→ **Explora el material**:
1) Transcribe de la nota sobre la renuncia de González el fragmento que empieza en las palabras "Fuera de las" y termina después de "el receso legislativo.".
2) Según la nota sobre la renuncia de González, ¿para qué fecha está fijado el tratamiento de la tercera denuncia contra Carniello?
3) Continúa la nota sobre la renuncia de González a partir de su última oración.

Se va González, pero Carniello sigue en problemas
Anunció su renuncia Rodolfo González. Sin embargo, no hay por ahora ningún dato que garantice que mejorará la suerte del fiscal Daniel Carniello, a quien el veterano procurador de la Corte quiere sacar de la Justicia hace tiempo.
Carniello ya logró zafar de dos denuncias de González en el Jury de Enjuiciamiento. Pero todavía falta resolver la tercera, que tiene fecha de tratamiento para el 28 de julio.
El órgano que controla a los magistrados está compuesto por legisladores y miembros de la Corte. El ex fiscal especial ha contado hasta ahora con respaldo político del PJ para zafar en las votaciones. El radicalismo, en cambio, siempre ha avalado las denuncias de González.
Esa situación parece mantenerse un día después del anuncio de la jubilación del Procurador. Un legislador radical lo confirmó al indicar que no cambia nada la renuncia de González.
En realidad, quien firmó esta tercera acusación es el procurador subrogante, Darío Tagua. Por lo tanto, el razonamiento radical es que el Jury debe resolver lo que la Procuración pidió.
Pero el justicialismo tiene una mirada diferente. Dicen sus referentes que los radicales tienen que cumplir con un pacto con González, el cual implicaba echar a Carniello para que el procurador renunciara.
Fuera de las especulaciones opositoras, hay que decir que los miembros del Jury tienen en sus manos el escrito de defensa de Carniello desde la semana pasada. El análisis se extenderá hasta fin de mes debido a que en el medio cae el receso legislativo.
El nuevo caso tiene que ver con los anteriores, ya que surgió durante las escuchas que revelaron relaciones dudosas entre el fiscal y un informante. No se detectaron delitos en esas conversaciones, pero sí surgió una ramificación: "la causa Vildoza".

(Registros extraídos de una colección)
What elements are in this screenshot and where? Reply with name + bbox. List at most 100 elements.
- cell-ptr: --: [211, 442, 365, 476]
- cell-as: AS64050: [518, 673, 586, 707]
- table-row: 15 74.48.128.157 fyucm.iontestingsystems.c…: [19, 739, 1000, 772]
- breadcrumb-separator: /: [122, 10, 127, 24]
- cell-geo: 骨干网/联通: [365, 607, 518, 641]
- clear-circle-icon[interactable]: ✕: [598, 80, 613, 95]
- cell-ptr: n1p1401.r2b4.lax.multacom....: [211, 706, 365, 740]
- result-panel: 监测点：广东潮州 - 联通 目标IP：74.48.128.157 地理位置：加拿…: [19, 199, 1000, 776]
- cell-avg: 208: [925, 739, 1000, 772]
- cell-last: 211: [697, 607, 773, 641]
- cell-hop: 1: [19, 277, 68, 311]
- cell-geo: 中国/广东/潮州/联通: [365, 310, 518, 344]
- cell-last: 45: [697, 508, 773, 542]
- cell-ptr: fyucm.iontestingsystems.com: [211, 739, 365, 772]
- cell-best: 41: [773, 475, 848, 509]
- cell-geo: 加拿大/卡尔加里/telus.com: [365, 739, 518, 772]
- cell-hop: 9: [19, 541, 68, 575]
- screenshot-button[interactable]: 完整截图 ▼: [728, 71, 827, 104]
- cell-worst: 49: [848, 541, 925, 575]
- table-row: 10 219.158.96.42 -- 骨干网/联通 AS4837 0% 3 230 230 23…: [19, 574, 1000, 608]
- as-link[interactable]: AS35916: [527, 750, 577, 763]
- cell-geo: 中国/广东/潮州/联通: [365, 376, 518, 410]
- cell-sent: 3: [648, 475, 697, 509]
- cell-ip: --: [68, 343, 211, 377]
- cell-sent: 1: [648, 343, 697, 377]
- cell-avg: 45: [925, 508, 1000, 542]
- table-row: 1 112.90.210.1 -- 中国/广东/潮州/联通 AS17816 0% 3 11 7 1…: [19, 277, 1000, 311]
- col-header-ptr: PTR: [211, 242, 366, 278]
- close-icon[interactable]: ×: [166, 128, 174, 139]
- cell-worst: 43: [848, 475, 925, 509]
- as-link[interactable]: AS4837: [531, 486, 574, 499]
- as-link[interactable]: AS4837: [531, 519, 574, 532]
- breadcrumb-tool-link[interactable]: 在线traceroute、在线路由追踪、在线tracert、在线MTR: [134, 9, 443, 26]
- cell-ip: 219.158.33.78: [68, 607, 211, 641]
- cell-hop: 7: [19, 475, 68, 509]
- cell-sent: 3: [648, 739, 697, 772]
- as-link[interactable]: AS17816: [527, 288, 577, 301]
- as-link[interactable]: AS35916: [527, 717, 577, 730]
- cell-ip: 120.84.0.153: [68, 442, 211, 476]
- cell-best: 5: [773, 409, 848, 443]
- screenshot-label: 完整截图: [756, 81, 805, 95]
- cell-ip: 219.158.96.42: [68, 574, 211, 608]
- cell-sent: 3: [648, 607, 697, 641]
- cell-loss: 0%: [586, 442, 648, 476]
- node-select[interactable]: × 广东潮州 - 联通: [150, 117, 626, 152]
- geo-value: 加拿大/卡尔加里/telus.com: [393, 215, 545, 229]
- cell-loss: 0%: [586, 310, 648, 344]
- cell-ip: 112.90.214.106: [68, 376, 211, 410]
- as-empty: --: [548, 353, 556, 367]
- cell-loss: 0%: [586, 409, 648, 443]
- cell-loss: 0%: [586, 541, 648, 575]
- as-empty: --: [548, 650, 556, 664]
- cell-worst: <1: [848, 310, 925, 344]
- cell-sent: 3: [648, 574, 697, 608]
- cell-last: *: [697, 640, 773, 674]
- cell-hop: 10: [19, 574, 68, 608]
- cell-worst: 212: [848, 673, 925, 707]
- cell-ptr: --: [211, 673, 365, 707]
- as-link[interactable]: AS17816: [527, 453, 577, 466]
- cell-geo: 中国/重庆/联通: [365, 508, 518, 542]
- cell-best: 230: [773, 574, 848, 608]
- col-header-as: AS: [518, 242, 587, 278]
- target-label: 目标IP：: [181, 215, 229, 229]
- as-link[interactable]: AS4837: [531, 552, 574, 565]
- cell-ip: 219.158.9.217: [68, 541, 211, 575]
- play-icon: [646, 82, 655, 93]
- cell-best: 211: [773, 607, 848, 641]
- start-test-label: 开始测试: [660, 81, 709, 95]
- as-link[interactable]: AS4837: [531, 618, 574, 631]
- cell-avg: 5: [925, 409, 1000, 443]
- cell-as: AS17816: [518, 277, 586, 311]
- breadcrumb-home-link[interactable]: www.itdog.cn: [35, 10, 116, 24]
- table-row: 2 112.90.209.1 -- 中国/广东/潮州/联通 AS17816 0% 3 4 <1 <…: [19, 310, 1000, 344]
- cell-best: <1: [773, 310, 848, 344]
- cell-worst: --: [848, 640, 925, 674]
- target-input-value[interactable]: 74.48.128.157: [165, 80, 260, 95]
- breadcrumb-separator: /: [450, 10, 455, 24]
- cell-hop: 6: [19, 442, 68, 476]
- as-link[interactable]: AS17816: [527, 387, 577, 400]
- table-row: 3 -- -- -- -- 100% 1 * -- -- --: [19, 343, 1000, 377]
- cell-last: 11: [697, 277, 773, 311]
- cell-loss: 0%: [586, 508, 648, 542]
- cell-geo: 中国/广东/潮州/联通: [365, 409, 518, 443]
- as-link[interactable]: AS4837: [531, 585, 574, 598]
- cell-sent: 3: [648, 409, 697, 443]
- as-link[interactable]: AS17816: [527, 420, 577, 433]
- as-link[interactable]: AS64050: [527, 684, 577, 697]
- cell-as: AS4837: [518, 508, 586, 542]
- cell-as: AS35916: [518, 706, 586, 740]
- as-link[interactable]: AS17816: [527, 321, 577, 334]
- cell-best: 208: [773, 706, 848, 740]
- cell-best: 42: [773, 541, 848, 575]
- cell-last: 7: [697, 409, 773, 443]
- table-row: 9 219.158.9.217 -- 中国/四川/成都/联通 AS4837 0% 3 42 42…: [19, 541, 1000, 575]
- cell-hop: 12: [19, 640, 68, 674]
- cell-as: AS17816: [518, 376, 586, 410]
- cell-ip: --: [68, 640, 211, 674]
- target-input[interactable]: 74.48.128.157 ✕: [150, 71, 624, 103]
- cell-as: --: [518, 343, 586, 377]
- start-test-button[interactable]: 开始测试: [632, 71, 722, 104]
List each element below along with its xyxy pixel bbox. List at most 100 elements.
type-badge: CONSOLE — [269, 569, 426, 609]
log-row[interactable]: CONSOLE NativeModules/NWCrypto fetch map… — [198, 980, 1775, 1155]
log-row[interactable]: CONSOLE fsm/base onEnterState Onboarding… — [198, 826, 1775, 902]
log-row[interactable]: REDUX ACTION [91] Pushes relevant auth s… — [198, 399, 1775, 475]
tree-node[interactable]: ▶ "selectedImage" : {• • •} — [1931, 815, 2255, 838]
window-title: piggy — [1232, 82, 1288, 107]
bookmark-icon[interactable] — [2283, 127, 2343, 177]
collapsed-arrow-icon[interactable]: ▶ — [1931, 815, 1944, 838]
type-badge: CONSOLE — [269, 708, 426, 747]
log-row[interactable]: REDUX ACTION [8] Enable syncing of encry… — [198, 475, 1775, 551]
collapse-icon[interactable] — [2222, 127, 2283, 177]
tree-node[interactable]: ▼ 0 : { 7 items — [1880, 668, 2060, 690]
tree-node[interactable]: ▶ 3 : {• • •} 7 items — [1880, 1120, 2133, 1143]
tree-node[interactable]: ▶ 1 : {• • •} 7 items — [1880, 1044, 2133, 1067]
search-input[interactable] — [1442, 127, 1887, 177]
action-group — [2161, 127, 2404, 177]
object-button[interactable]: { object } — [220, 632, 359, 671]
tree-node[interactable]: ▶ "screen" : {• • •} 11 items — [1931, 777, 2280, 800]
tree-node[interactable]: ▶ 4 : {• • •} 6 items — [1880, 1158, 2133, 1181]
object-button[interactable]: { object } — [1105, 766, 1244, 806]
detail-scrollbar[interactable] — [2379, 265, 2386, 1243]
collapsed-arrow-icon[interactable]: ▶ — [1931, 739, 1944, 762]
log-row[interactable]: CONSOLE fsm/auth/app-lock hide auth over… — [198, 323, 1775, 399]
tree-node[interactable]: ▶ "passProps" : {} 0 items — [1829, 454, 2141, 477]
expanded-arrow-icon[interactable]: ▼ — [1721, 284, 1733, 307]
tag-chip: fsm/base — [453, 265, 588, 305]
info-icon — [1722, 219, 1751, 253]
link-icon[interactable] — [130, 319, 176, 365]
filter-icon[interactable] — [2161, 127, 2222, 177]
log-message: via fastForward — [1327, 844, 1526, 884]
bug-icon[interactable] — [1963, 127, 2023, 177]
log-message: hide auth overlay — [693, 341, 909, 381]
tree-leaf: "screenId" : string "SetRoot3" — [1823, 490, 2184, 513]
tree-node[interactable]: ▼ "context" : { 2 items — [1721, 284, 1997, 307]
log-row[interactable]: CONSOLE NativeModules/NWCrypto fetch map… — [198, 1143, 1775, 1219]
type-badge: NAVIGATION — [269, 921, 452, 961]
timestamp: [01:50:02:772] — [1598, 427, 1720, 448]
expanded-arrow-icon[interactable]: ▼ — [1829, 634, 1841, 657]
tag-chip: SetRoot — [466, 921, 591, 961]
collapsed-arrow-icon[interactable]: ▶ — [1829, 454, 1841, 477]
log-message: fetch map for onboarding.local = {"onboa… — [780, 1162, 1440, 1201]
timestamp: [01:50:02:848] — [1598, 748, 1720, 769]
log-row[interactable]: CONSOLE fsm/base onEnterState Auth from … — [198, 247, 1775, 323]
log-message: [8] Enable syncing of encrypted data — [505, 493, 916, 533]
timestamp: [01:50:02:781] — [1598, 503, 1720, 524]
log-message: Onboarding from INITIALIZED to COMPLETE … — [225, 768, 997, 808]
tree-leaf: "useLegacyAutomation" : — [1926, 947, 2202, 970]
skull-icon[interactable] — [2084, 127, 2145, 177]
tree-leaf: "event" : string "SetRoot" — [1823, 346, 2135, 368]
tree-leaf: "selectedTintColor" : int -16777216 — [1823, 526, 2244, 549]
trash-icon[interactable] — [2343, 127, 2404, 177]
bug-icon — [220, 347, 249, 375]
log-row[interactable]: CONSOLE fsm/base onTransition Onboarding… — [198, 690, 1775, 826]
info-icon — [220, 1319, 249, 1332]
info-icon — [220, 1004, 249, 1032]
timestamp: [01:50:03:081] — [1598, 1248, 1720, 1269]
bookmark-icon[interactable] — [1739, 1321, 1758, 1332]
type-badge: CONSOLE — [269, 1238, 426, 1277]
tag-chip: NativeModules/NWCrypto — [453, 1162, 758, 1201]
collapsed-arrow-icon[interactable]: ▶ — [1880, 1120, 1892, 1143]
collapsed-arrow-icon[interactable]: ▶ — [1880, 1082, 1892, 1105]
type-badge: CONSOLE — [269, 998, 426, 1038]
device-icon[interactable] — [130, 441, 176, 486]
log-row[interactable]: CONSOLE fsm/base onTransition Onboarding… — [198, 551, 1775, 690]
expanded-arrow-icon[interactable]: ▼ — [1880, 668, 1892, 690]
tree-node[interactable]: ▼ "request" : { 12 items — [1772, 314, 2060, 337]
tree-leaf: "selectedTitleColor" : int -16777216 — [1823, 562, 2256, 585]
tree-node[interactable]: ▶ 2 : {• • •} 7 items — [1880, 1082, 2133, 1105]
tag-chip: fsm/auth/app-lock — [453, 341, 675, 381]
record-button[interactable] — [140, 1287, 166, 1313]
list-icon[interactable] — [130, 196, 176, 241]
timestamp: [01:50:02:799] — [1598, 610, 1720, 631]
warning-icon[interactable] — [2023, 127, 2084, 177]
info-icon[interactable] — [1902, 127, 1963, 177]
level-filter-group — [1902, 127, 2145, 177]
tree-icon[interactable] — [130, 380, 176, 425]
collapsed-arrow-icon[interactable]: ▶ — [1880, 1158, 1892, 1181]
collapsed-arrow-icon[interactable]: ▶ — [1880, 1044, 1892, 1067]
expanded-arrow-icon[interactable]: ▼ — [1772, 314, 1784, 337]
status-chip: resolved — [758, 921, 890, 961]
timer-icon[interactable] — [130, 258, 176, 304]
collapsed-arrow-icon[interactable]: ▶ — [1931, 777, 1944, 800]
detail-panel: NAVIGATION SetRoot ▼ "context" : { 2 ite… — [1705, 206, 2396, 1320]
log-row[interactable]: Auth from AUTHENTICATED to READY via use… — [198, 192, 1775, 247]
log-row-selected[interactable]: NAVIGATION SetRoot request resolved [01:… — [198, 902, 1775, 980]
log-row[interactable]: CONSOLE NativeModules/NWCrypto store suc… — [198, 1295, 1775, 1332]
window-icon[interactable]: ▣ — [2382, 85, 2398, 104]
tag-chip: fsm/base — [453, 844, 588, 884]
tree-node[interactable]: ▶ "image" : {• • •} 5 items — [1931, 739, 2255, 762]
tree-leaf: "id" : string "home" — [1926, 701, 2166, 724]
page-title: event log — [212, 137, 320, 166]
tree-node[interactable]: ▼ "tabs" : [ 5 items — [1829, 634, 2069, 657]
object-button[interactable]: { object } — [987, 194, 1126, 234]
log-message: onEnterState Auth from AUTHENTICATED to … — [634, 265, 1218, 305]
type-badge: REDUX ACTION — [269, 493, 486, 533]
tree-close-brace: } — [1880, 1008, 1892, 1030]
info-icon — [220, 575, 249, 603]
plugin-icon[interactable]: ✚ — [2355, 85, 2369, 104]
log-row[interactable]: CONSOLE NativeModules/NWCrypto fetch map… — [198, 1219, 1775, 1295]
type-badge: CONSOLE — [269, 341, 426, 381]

→ **Respuestas del ejercicio**:
1)
Fuera de las especulaciones opositoras, hay que decir que los miembros del Jury tienen en sus manos el escrito de defensa de Carniello desde la semana pasada. El análisis se extenderá hasta fin de mes debido a que en el medio cae el receso legislativo.

2) Para el 28 de julio.

3)
Al parece, el informante Enzo Stuto tenía interés en que zafaran de denuncias unos allegados suyos. Se trata de un chofer y dos personas a quienes se les secuestraron dos armas: una escopeta calibre 1270 (Itaka) y una pistola Bersa. Esto ocurrió en el control de la localidad de Jocolí, en Lavalle.
Resulta que las armas encontradas eran de la Policía. Los cuestionamientos a Carniello son por no haber dejado detenidas a estas personas y por haber devuelto las armas a los efectivos sin averiguar más acerca de esta situación irregular.
Al parece hay atenuantes en el caso. Uno es que la escopeta estaba descargada. El otro, que las armas no eran ilegales y tenían papeles.
La escopeta estaba en poder de los guardias, que iban en un auto. El arma, en la guantera del camión custodiado, a bordo del cual viajaba sólo el chofer.
El caso ofrece una derivación fuerte. Las personas involucradas eran civiles y no se descarta que estuvieran cubriendo un servicio extraordinario de los policías a quienes pertenecían las armas secuestradas.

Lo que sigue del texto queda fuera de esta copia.